> [EXERCISE]
Print the listing that follows, character for character.

Data entries:
____________

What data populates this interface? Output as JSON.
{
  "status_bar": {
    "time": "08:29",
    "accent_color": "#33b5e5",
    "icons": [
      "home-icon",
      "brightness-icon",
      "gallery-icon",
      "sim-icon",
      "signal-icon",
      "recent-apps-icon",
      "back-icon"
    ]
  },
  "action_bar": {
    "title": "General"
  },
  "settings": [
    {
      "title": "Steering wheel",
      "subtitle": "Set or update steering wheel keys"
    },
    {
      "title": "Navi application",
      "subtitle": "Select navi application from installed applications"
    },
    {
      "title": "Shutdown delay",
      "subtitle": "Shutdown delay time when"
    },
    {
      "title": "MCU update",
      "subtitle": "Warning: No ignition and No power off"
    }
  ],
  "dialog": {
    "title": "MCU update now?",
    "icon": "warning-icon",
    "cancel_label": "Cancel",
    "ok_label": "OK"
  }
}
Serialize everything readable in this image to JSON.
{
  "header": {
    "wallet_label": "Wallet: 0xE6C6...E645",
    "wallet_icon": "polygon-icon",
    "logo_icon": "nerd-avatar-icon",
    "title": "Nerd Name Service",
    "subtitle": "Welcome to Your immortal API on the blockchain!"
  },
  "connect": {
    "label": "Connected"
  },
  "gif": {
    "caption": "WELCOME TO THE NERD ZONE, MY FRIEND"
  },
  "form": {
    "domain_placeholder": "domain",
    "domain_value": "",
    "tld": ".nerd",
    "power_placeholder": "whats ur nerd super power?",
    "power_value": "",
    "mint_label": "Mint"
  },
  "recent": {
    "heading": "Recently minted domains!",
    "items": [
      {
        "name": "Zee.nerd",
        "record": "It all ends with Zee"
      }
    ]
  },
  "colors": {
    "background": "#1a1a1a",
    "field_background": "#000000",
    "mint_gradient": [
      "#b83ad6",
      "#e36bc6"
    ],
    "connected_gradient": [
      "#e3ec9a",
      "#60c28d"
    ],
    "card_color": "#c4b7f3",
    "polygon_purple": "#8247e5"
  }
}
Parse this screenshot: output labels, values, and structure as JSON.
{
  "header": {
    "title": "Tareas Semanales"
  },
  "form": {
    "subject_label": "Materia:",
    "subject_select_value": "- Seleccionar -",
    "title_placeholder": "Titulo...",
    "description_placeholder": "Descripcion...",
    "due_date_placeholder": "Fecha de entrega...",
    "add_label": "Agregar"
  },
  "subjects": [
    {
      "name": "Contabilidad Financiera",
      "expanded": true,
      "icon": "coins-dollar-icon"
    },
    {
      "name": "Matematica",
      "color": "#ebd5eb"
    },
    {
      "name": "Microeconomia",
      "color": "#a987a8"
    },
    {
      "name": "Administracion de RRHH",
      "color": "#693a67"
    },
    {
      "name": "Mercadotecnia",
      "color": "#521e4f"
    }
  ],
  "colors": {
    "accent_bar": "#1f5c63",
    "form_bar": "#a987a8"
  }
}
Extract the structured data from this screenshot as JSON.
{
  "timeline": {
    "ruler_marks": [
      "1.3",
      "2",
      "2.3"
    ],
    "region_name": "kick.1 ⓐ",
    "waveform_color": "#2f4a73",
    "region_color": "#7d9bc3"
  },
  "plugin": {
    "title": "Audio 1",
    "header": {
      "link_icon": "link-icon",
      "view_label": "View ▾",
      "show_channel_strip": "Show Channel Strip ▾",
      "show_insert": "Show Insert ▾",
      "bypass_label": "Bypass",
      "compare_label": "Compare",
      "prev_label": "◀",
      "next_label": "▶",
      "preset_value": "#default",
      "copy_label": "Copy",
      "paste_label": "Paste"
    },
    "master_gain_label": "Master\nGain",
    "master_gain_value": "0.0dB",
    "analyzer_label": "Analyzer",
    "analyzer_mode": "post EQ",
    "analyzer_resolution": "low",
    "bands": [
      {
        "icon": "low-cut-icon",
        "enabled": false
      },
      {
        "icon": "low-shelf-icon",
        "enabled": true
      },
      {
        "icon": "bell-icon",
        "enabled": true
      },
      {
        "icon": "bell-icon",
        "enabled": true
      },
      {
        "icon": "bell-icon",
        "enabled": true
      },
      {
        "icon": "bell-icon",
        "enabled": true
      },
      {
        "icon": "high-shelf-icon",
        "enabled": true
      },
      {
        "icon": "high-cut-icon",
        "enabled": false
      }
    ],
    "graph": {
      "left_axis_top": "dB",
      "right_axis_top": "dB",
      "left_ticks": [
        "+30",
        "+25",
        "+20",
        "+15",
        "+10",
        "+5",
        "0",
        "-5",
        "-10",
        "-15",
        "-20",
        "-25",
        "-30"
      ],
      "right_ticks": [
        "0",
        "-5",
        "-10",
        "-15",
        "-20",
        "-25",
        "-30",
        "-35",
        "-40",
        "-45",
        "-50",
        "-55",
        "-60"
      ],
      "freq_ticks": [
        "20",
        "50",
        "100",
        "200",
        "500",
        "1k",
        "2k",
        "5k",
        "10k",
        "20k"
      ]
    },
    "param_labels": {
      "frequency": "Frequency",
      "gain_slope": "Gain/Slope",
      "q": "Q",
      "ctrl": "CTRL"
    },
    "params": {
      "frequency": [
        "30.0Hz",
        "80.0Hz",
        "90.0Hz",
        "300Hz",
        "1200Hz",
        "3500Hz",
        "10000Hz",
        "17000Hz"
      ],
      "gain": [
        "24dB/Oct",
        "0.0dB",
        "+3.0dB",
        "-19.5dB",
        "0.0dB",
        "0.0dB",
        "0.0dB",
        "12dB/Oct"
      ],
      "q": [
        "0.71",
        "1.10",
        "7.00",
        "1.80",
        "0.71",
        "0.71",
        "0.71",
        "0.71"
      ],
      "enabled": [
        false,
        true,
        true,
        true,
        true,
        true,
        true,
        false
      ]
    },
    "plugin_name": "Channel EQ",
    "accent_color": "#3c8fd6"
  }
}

____________

> [FINAL ANSWER]
What data populates this interface? Output as JSON.
{
  "status_bar": {
    "time": "08:29",
    "accent_color": "#33b5e5",
    "icons": [
      "home-icon",
      "brightness-icon",
      "gallery-icon",
      "sim-icon",
      "signal-icon",
      "recent-apps-icon",
      "back-icon"
    ]
  },
  "action_bar": {
    "title": "General"
  },
  "settings": [
    {
      "title": "Steering wheel",
      "subtitle": "Set or update steering wheel keys"
    },
    {
      "title": "Navi application",
      "subtitle": "Select navi application from installed applications"
    },
    {
      "title": "Shutdown delay",
      "subtitle": "Shutdown delay time when"
    },
    {
      "title": "MCU update",
      "subtitle": "Warning: No ignition and No power off"
    }
  ],
  "dialog": {
    "title": "MCU update now?",
    "icon": "warning-icon",
    "cancel_label": "Cancel",
    "ok_label": "OK"
  }
}
Serialize everything readable in this image to JSON.
{
  "header": {
    "wallet_label": "Wallet: 0xE6C6...E645",
    "wallet_icon": "polygon-icon",
    "logo_icon": "nerd-avatar-icon",
    "title": "Nerd Name Service",
    "subtitle": "Welcome to Your immortal API on the blockchain!"
  },
  "connect": {
    "label": "Connected"
  },
  "gif": {
    "caption": "WELCOME TO THE NERD ZONE, MY FRIEND"
  },
  "form": {
    "domain_placeholder": "domain",
    "domain_value": "",
    "tld": ".nerd",
    "power_placeholder": "whats ur nerd super power?",
    "power_value": "",
    "mint_label": "Mint"
  },
  "recent": {
    "heading": "Recently minted domains!",
    "items": [
      {
        "name": "Zee.nerd",
        "record": "It all ends with Zee"
      }
    ]
  },
  "colors": {
    "background": "#1a1a1a",
    "field_background": "#000000",
    "mint_gradient": [
      "#b83ad6",
      "#e36bc6"
    ],
    "connected_gradient": [
      "#e3ec9a",
      "#60c28d"
    ],
    "card_color": "#c4b7f3",
    "polygon_purple": "#8247e5"
  }
}
Parse this screenshot: output labels, values, and structure as JSON.
{
  "header": {
    "title": "Tareas Semanales"
  },
  "form": {
    "subject_label": "Materia:",
    "subject_select_value": "- Seleccionar -",
    "title_placeholder": "Titulo...",
    "description_placeholder": "Descripcion...",
    "due_date_placeholder": "Fecha de entrega...",
    "add_label": "Agregar"
  },
  "subjects": [
    {
      "name": "Contabilidad Financiera",
      "expanded": true,
      "icon": "coins-dollar-icon"
    },
    {
      "name": "Matematica",
      "color": "#ebd5eb"
    },
    {
      "name": "Microeconomia",
      "color": "#a987a8"
    },
    {
      "name": "Administracion de RRHH",
      "color": "#693a67"
    },
    {
      "name": "Mercadotecnia",
      "color": "#521e4f"
    }
  ],
  "colors": {
    "accent_bar": "#1f5c63",
    "form_bar": "#a987a8"
  }
}
Extract the structured data from this screenshot as JSON.
{
  "timeline": {
    "ruler_marks": [
      "1.3",
      "2",
      "2.3"
    ],
    "region_name": "kick.1 ⓐ",
    "waveform_color": "#2f4a73",
    "region_color": "#7d9bc3"
  },
  "plugin": {
    "title": "Audio 1",
    "header": {
      "link_icon": "link-icon",
      "view_label": "View ▾",
      "show_channel_strip": "Show Channel Strip ▾",
      "show_insert": "Show Insert ▾",
      "bypass_label": "Bypass",
      "compare_label": "Compare",
      "prev_label": "◀",
      "next_label": "▶",
      "preset_value": "#default",
      "copy_label": "Copy",
      "paste_label": "Paste"
    },
    "master_gain_label": "Master\nGain",
    "master_gain_value": "0.0dB",
    "analyzer_label": "Analyzer",
    "analyzer_mode": "post EQ",
    "analyzer_resolution": "low",
    "bands": [
      {
        "icon": "low-cut-icon",
        "enabled": false
      },
      {
        "icon": "low-shelf-icon",
        "enabled": true
      },
      {
        "icon": "bell-icon",
        "enabled": true
      },
      {
        "icon": "bell-icon",
        "enabled": true
      },
      {
        "icon": "bell-icon",
        "enabled": true
      },
      {
        "icon": "bell-icon",
        "enabled": true
      },
      {
        "icon": "high-shelf-icon",
        "enabled": true
      },
      {
        "icon": "high-cut-icon",
        "enabled": false
      }
    ],
    "graph": {
      "left_axis_top": "dB",
      "right_axis_top": "dB",
      "left_ticks": [
        "+30",
        "+25",
        "+20",
        "+15",
        "+10",
        "+5",
        "0",
        "-5",
        "-10",
        "-15",
        "-20",
        "-25",
        "-30"
      ],
      "right_ticks": [
        "0",
        "-5",
        "-10",
        "-15",
        "-20",
        "-25",
        "-30",
        "-35",
        "-40",
        "-45",
        "-50",
        "-55",
        "-60"
      ],
      "freq_ticks": [
        "20",
        "50",
        "100",
        "200",
        "500",
        "1k",
        "2k",
        "5k",
        "10k",
        "20k"
      ]
    },
    "param_labels": {
      "frequency": "Frequency",
      "gain_slope": "Gain/Slope",
      "q": "Q",
      "ctrl": "CTRL"
    },
    "params": {
      "frequency": [
        "30.0Hz",
        "80.0Hz",
        "90.0Hz",
        "300Hz",
        "1200Hz",
        "3500Hz",
        "10000Hz",
        "17000Hz"
      ],
      "gain": [
        "24dB/Oct",
        "0.0dB",
        "+3.0dB",
        "-19.5dB",
        "0.0dB",
        "0.0dB",
        "0.0dB",
        "12dB/Oct"
      ],
      "q": [
        "0.71",
        "1.10",
        "7.00",
        "1.80",
        "0.71",
        "0.71",
        "0.71",
        "0.71"
      ],
      "enabled": [
        false,
        true,
        true,
        true,
        true,
        true,
        true,
        false
      ]
    },
    "plugin_name": "Channel EQ",
    "accent_color": "#3c8fd6"
  }
}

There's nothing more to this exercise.